# [Texto dado]
────────────────────

Nunca conviene contar el final de un cuento; sólo diré que es trágico. "Catón" resulta ser uno de los más brillantes y a la vez menos reconocidos relatos de ficción de Adolfo Bioy Casares, y aunque jamás se nombra en sus páginas al peronismo ni al antiperonismo, la trama los alude de manera evidente.
Darín no es Davel, pero esta fábula sobre el teatro y la división de un país, y acerca del uso y abuso que hacen los enemigos en pugna de los actores populares, guarda un cierto aire de familia con los tristes episodios de estas semanas. "Me sentí usado", dijo Darín en su reaparición, después de casi diez días de haber sido "marcado" por una carta que firmaba la mismísima presidenta de la Nación. Esa carta, que Suar calificó como una "psicopateada", intentaba tres cosas: relativizar las sospechas sobre el meteórico crecimiento patrimonial de la familia gobernante, desacreditar a la figura que había puesto el dedo en la llaga y lograr un efecto ejemplificador sobre el resto de la colonia artística.

────────────────────

# [Tu objetivo]
En el texto sobre Darín y el cuento "Catón", ¿qué término usó Suar para calificar la carta que firmó la presidenta? Los ítems no guardan relación con el texto.

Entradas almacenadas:
────────────────────

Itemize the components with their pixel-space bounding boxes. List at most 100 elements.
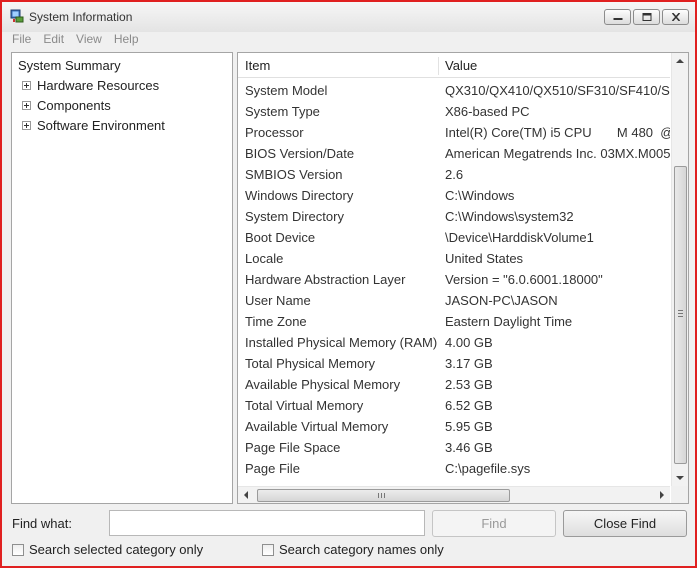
item-cell: Page File Space [245,440,341,455]
vertical-scroll-thumb[interactable] [674,166,687,464]
menu-file[interactable]: File [2,30,37,48]
item-cell: User Name [245,293,311,308]
value-cell: C:\pagefile.sys [445,461,531,476]
search-selected-category-checkbox[interactable] [12,543,24,556]
value-cell: 3.46 GB [445,440,493,455]
details-list[interactable]: Item Value System Model QX310/QX410/QX510… [237,52,689,504]
category-tree[interactable]: System Summary Hardware Resources Compon… [11,52,233,504]
value-cell: 2.6 [445,167,464,182]
horizontal-scrollbar[interactable] [238,486,670,503]
item-cell: System Type [245,104,320,119]
search-selected-category-option[interactable]: Search selected category only [12,542,203,557]
value-cell: X86-based PC [445,104,530,119]
expand-icon[interactable] [22,101,31,110]
menu-view[interactable]: View [70,30,108,48]
table-row[interactable]: Time Zone Eastern Daylight Time [238,312,670,333]
item-cell: BIOS Version/Date [245,146,355,161]
value-cell: 3.17 GB [445,356,493,371]
table-row[interactable]: Available Virtual Memory 5.95 GB [238,417,670,438]
item-cell: Available Virtual Memory [245,419,389,434]
horizontal-scroll-thumb[interactable] [257,489,510,502]
value-cell: QX310/QX410/QX510/SF310/SF410/SF510 [445,83,670,98]
tree-item-label: Components [37,98,111,113]
maximize-icon [642,13,651,21]
table-row[interactable]: User Name JASON-PC\JASON [238,291,670,312]
table-row[interactable]: Hardware Abstraction Layer Version = "6.0… [238,270,670,291]
table-row[interactable]: Locale United States [238,249,670,270]
value-cell: Eastern Daylight Time [445,314,573,329]
checkbox-label: Search selected category only [29,542,204,557]
tree-item-label: System Summary [18,58,121,73]
expand-icon[interactable] [22,121,31,130]
grip-icon [678,310,683,318]
close-button[interactable] [662,9,689,25]
search-category-names-option[interactable]: Search category names only [262,542,444,557]
scroll-left-icon[interactable] [244,491,248,499]
table-row[interactable]: Boot Device \Device\HarddiskVolume1 [238,228,670,249]
item-cell: Available Physical Memory [245,377,401,392]
table-row[interactable]: Windows Directory C:\Windows [238,186,670,207]
item-cell: Hardware Abstraction Layer [245,272,406,287]
find-label: Find what: [12,516,72,531]
value-cell: C:\Windows\system32 [445,209,574,224]
item-cell: Total Physical Memory [245,356,376,371]
table-row[interactable]: Page File C:\pagefile.sys [238,459,670,480]
value-cell: 6.52 GB [445,398,493,413]
title-bar[interactable]: System Information [2,2,695,32]
value-cell: Intel(R) Core(TM) i5 CPU M 480 @ [445,125,670,140]
tree-item-software-environment[interactable]: Software Environment [22,118,165,133]
search-category-names-checkbox[interactable] [262,543,274,556]
table-row[interactable]: System Model QX310/QX410/QX510/SF310/SF41… [238,81,670,102]
column-divider[interactable] [438,57,439,75]
value-cell: Version = "6.0.6001.18000" [445,272,603,287]
table-row[interactable]: Installed Physical Memory (RAM) 4.00 GB [238,333,670,354]
tree-item-components[interactable]: Components [22,98,111,113]
table-row[interactable]: Processor Intel(R) Core(TM) i5 CPU M 480 … [238,123,670,144]
menu-bar: File Edit View Help [2,30,695,48]
checkbox-label: Search category names only [279,542,444,557]
table-row[interactable]: SMBIOS Version 2.6 [238,165,670,186]
item-cell: Boot Device [245,230,316,245]
item-cell: Time Zone [245,314,307,329]
tree-item-hardware-resources[interactable]: Hardware Resources [22,78,159,93]
menu-edit[interactable]: Edit [37,30,70,48]
item-cell: SMBIOS Version [245,167,343,182]
table-row[interactable]: Total Virtual Memory 6.52 GB [238,396,670,417]
value-cell: 2.53 GB [445,377,493,392]
find-input[interactable] [109,510,425,536]
table-row[interactable]: System Type X86-based PC [238,102,670,123]
item-cell: Page File [245,461,300,476]
item-cell: Total Virtual Memory [245,398,364,413]
menu-help[interactable]: Help [108,30,145,48]
close-find-button[interactable]: Close Find [563,510,687,537]
table-row[interactable]: Page File Space 3.46 GB [238,438,670,459]
expand-icon[interactable] [22,81,31,90]
maximize-button[interactable] [633,9,660,25]
find-button[interactable]: Find [432,510,556,537]
item-cell: System Model [245,83,328,98]
minimize-button[interactable] [604,9,631,25]
table-row[interactable]: Available Physical Memory 2.53 GB [238,375,670,396]
scroll-down-icon[interactable] [676,476,684,480]
system-information-icon [10,9,24,23]
value-cell: United States [445,251,524,266]
window-controls [604,9,689,25]
item-cell: Installed Physical Memory (RAM) [245,335,438,350]
tree-item-system-summary[interactable]: System Summary [18,58,121,73]
table-row[interactable]: System Directory C:\Windows\system32 [238,207,670,228]
scroll-up-icon[interactable] [676,59,684,63]
list-header: Item Value [238,53,670,78]
table-rows: System Model QX310/QX410/QX510/SF310/SF41… [238,81,670,480]
column-header-value[interactable]: Value [445,53,670,78]
value-cell: JASON-PC\JASON [445,293,558,308]
column-header-item[interactable]: Item [245,53,440,78]
table-row[interactable]: BIOS Version/Date American Megatrends Inc… [238,144,670,165]
value-cell: 5.95 GB [445,419,493,434]
scroll-right-icon[interactable] [660,491,664,499]
table-row[interactable]: Total Physical Memory 3.17 GB [238,354,670,375]
minimize-icon [613,18,622,20]
value-cell: 4.00 GB [445,335,493,350]
close-icon [671,13,680,21]
vertical-scrollbar[interactable] [671,53,688,486]
system-information-window: System Information File Edit View Help S… [0,0,697,568]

────────────────────

# [Respuesta del ejercicio]
La calificó como una "psicopateada".